OBJECTIVE :: Go through the listing and pick out each line with the word "votre" in it.

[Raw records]
═══

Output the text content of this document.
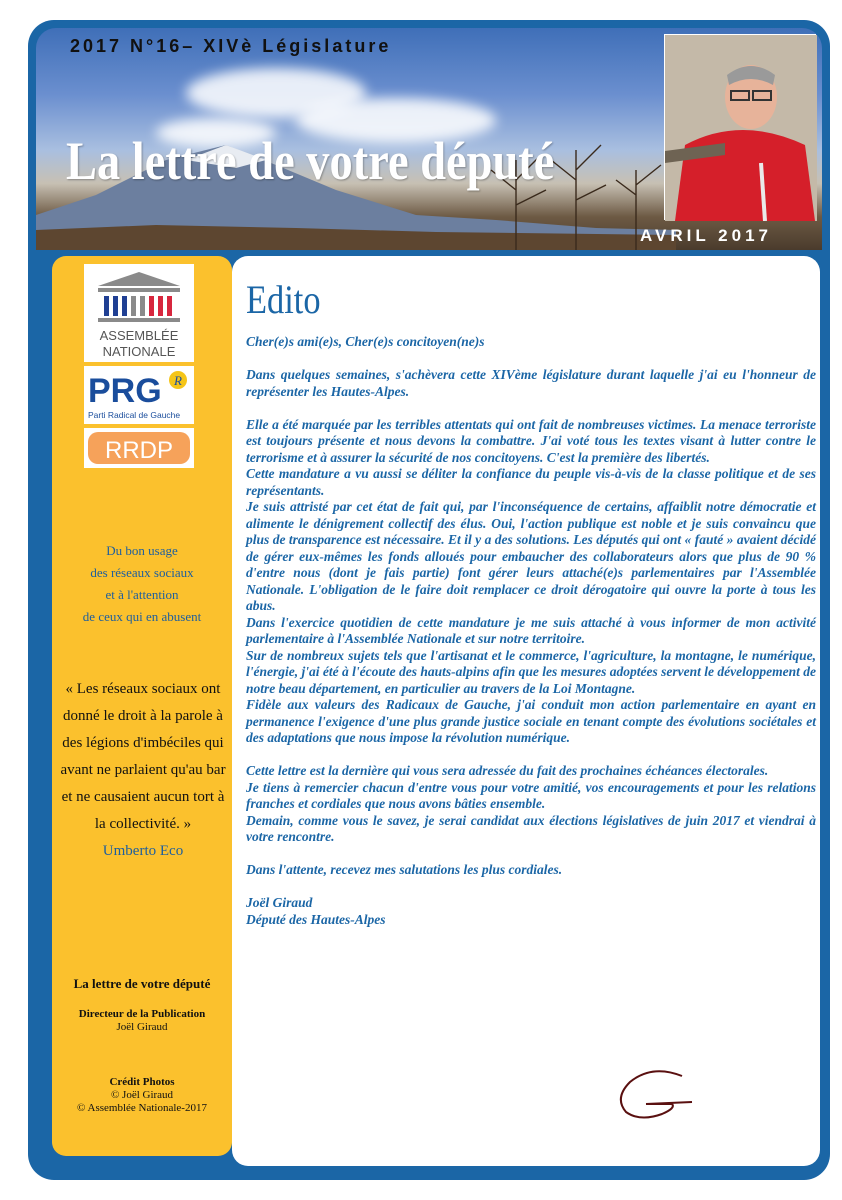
2017 N°16– XIVè Législature
La lettre de votre député
AVRIL 2017
ASSEMBLÉE
NATIONALE
PRG R
Parti Radical de Gauche
RRDP
Du bon usage
des réseaux sociaux
et à l'attention
de ceux qui en abusent
« Les réseaux sociaux ont donné le droit à la parole à des légions d'imbéciles qui avant ne parlaient qu'au bar et ne causaient aucun tort à la collectivité. »
Umberto Eco
La lettre de votre député
Directeur de la Publication
Joël Giraud
Crédit Photos
© Joël Giraud
© Assemblée Nationale-2017
Edito

Cher(e)s ami(e)s, Cher(e)s concitoyen(ne)s

Dans quelques semaines, s'achèvera cette XIVème législature durant laquelle j'ai eu l'honneur de représenter les Hautes-Alpes.

Elle a été marquée par les terribles attentats qui ont fait de nombreuses victimes. La menace terroriste est toujours présente et nous devons la combattre. J'ai voté tous les textes visant à lutter contre le terrorisme et à assurer la sécurité de nos concitoyens. C'est la première des libertés.

Cette mandature a vu aussi se déliter la confiance du peuple vis-à-vis de la classe politique et de ses représentants.

Je suis attristé par cet état de fait qui, par l'inconséquence de certains, affaiblit notre démocratie et alimente le dénigrement collectif des élus. Oui, l'action publique est noble et je suis convaincu que plus de transparence est nécessaire. Et il y a des solutions. Les députés qui ont « fauté » avaient décidé de gérer eux-mêmes les fonds alloués pour embaucher des collaborateurs alors que plus de 90 % d'entre nous (dont je fais partie) font gérer leurs attaché(e)s parlementaires par l'Assemblée Nationale. L'obligation de le faire doit remplacer ce droit dérogatoire qui ouvre la porte à tous les abus.

Dans l'exercice quotidien de cette mandature je me suis attaché à vous informer de mon activité parlementaire à l'Assemblée Nationale et sur notre territoire.

Sur de nombreux sujets tels que l'artisanat et le commerce, l'agriculture, la montagne, le numérique, l'énergie, j'ai été à l'écoute des hauts-alpins afin que les mesures adoptées servent le développement de notre beau département, en particulier au travers de la Loi Montagne.

Fidèle aux valeurs des Radicaux de Gauche, j'ai conduit mon action parlementaire en ayant en permanence l'exigence d'une plus grande justice sociale en tenant compte des évolutions sociétales et des adaptations que nous impose la révolution numérique.

Cette lettre est la dernière qui vous sera adressée du fait des prochaines échéances électorales.

Je tiens à remercier chacun d'entre vous pour votre amitié, vos encouragements et pour les relations franches et cordiales que nous avons bâties ensemble.

Demain, comme vous le savez, je serai candidat aux élections législatives de juin 2017 et viendrai à votre rencontre.

Dans l'attente, recevez mes salutations les plus cordiales.

Joël Giraud

Député des Hautes-Alpes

═══

CORRECT OUTPUT ::
La lettre de votre député
La lettre de votre député
Je tiens à remercier chacun d'entre vous pour votre amitié, vos encouragements et pour les relations franches et cordiales que nous avons bâties ensemble.
Demain, comme vous le savez, je serai candidat aux élections législatives de juin 2017 et viendrai à votre rencontre.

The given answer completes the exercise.